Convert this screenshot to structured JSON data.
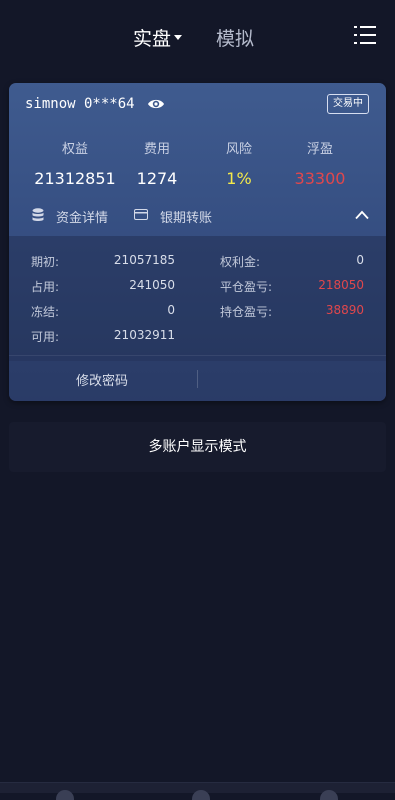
{
  "header": {
    "tab_real": "实盘",
    "tab_sim": "模拟",
    "menu_icon": "list-menu-icon"
  },
  "account": {
    "name": "simnow 0***64",
    "eye_icon": "eye-icon",
    "status": "交易中"
  },
  "stats": [
    {
      "label": "权益",
      "value": "21312851",
      "color": "white"
    },
    {
      "label": "费用",
      "value": "1274",
      "color": "white"
    },
    {
      "label": "风险",
      "value": "1%",
      "color": "yellow"
    },
    {
      "label": "浮盈",
      "value": "33300",
      "color": "red"
    }
  ],
  "actions": {
    "funds_detail": "资金详情",
    "bank_transfer": "银期转账",
    "funds_icon": "database-icon",
    "transfer_icon": "card-icon",
    "collapse_icon": "chevron-up-icon"
  },
  "details_left": [
    {
      "label": "期初:",
      "value": "21057185"
    },
    {
      "label": "占用:",
      "value": "241050"
    },
    {
      "label": "冻结:",
      "value": "0"
    },
    {
      "label": "可用:",
      "value": "21032911"
    }
  ],
  "details_right": [
    {
      "label": "权利金:",
      "value": "0"
    },
    {
      "label": "平仓盈亏:",
      "value": "218050"
    },
    {
      "label": "持仓盈亏:",
      "value": "38890"
    }
  ],
  "bottom": {
    "change_password": "修改密码"
  },
  "multi_account": {
    "label": "多账户显示模式"
  },
  "colors": {
    "background": "#131728",
    "card_top": "#3f5b8f",
    "card_bottom": "#2c3f6c",
    "profit_red": "#e0474c",
    "risk_yellow": "#f4e94a"
  }
}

# # #

*INSTRUCTIONS TO FOLLOW*: Copy every line of the records above that holds the word "icon".

*ANSWER TO THIS EXERCISE*:
    "menu_icon": "list-menu-icon"
    "eye_icon": "eye-icon",
    "funds_icon": "database-icon",
    "transfer_icon": "card-icon",
    "collapse_icon": "chevron-up-icon"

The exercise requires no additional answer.